→ **TASK DATA**:
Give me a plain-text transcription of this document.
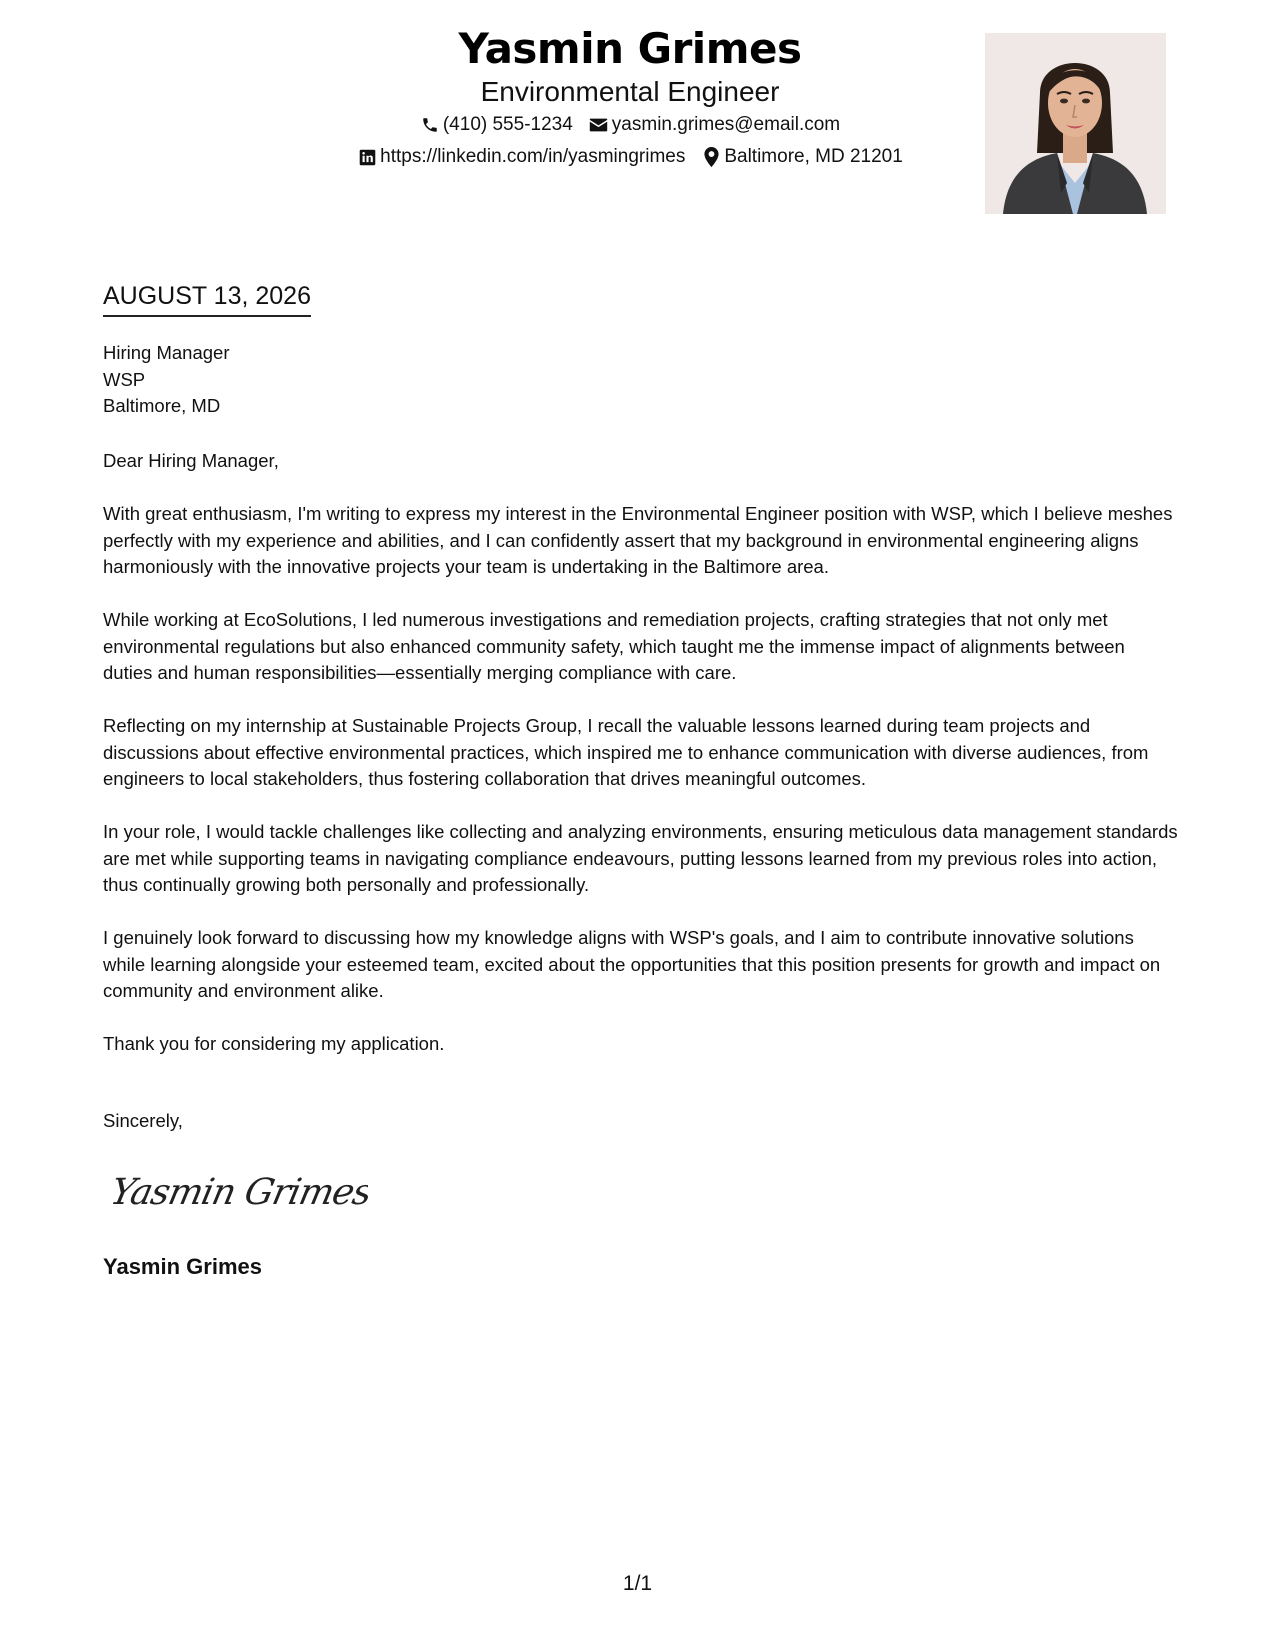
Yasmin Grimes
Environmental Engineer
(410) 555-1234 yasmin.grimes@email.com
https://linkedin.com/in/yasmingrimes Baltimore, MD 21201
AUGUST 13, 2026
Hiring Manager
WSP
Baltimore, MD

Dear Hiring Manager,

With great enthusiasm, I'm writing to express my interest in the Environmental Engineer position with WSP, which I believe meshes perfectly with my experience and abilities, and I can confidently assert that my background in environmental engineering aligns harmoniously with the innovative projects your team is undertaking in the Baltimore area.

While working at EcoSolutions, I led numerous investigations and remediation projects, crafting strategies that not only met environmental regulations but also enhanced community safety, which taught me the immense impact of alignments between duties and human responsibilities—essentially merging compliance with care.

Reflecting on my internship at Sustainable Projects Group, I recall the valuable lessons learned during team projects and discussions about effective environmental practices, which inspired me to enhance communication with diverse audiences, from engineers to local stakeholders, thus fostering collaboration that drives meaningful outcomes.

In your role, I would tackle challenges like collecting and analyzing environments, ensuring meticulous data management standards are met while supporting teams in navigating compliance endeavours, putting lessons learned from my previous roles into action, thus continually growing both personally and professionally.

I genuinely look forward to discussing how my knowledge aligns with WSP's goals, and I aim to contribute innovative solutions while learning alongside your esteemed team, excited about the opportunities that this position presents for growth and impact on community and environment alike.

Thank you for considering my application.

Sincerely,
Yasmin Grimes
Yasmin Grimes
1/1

→ **GOAL**: Output the full set of records above without changing a word, and drop the images.

→ **OUTPUT**:
Give me a plain-text transcription of this document.
Yasmin Grimes
Environmental Engineer
(410) 555-1234 yasmin.grimes@email.com
https://linkedin.com/in/yasmingrimes Baltimore, MD 21201
AUGUST 13, 2026
Hiring Manager
WSP
Baltimore, MD

Dear Hiring Manager,

With great enthusiasm, I'm writing to express my interest in the Environmental Engineer position with WSP, which I believe meshes perfectly with my experience and abilities, and I can confidently assert that my background in environmental engineering aligns harmoniously with the innovative projects your team is undertaking in the Baltimore area.

While working at EcoSolutions, I led numerous investigations and remediation projects, crafting strategies that not only met environmental regulations but also enhanced community safety, which taught me the immense impact of alignments between duties and human responsibilities—essentially merging compliance with care.

Reflecting on my internship at Sustainable Projects Group, I recall the valuable lessons learned during team projects and discussions about effective environmental practices, which inspired me to enhance communication with diverse audiences, from engineers to local stakeholders, thus fostering collaboration that drives meaningful outcomes.

In your role, I would tackle challenges like collecting and analyzing environments, ensuring meticulous data management standards are met while supporting teams in navigating compliance endeavours, putting lessons learned from my previous roles into action, thus continually growing both personally and professionally.

I genuinely look forward to discussing how my knowledge aligns with WSP's goals, and I aim to contribute innovative solutions while learning alongside your esteemed team, excited about the opportunities that this position presents for growth and impact on community and environment alike.

Thank you for considering my application.

Sincerely,
Yasmin Grimes
Yasmin Grimes
1/1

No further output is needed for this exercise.